• **Exercise directions**
Copy out every line of the data exactly.

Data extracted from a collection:
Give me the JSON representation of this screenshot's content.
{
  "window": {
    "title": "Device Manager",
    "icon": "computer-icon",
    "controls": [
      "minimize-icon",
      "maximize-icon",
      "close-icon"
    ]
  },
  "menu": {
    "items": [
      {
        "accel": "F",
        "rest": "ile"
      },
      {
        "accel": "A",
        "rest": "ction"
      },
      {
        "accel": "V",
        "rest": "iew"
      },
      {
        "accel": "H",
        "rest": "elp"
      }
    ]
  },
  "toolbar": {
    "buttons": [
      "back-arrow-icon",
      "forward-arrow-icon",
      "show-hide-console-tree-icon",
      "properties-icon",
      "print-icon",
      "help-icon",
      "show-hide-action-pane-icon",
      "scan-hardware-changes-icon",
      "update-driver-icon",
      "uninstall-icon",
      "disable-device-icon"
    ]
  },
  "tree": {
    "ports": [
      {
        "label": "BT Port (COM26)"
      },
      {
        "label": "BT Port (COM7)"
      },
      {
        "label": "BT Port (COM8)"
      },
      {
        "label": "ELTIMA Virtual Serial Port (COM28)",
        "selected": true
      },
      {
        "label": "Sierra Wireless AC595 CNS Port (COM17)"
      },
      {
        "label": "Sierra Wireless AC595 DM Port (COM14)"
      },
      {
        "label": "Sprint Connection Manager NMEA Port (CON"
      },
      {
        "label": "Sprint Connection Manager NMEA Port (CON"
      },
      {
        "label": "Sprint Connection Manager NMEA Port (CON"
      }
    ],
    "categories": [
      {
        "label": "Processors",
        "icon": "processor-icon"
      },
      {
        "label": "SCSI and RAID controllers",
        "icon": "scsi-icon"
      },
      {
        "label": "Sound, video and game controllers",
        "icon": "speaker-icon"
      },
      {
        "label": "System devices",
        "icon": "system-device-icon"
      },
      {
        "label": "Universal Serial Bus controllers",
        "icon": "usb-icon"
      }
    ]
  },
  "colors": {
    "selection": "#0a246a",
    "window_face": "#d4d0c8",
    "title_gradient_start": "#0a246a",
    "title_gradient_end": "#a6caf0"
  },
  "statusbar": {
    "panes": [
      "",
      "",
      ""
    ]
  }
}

• **Result of the exercise**
Give me the JSON representation of this screenshot's content.
{
  "window": {
    "title": "Device Manager",
    "icon": "computer-icon",
    "controls": [
      "minimize-icon",
      "maximize-icon",
      "close-icon"
    ]
  },
  "menu": {
    "items": [
      {
        "accel": "F",
        "rest": "ile"
      },
      {
        "accel": "A",
        "rest": "ction"
      },
      {
        "accel": "V",
        "rest": "iew"
      },
      {
        "accel": "H",
        "rest": "elp"
      }
    ]
  },
  "toolbar": {
    "buttons": [
      "back-arrow-icon",
      "forward-arrow-icon",
      "show-hide-console-tree-icon",
      "properties-icon",
      "print-icon",
      "help-icon",
      "show-hide-action-pane-icon",
      "scan-hardware-changes-icon",
      "update-driver-icon",
      "uninstall-icon",
      "disable-device-icon"
    ]
  },
  "tree": {
    "ports": [
      {
        "label": "BT Port (COM26)"
      },
      {
        "label": "BT Port (COM7)"
      },
      {
        "label": "BT Port (COM8)"
      },
      {
        "label": "ELTIMA Virtual Serial Port (COM28)",
        "selected": true
      },
      {
        "label": "Sierra Wireless AC595 CNS Port (COM17)"
      },
      {
        "label": "Sierra Wireless AC595 DM Port (COM14)"
      },
      {
        "label": "Sprint Connection Manager NMEA Port (CON"
      },
      {
        "label": "Sprint Connection Manager NMEA Port (CON"
      },
      {
        "label": "Sprint Connection Manager NMEA Port (CON"
      }
    ],
    "categories": [
      {
        "label": "Processors",
        "icon": "processor-icon"
      },
      {
        "label": "SCSI and RAID controllers",
        "icon": "scsi-icon"
      },
      {
        "label": "Sound, video and game controllers",
        "icon": "speaker-icon"
      },
      {
        "label": "System devices",
        "icon": "system-device-icon"
      },
      {
        "label": "Universal Serial Bus controllers",
        "icon": "usb-icon"
      }
    ]
  },
  "colors": {
    "selection": "#0a246a",
    "window_face": "#d4d0c8",
    "title_gradient_start": "#0a246a",
    "title_gradient_end": "#a6caf0"
  },
  "statusbar": {
    "panes": [
      "",
      "",
      ""
    ]
  }
}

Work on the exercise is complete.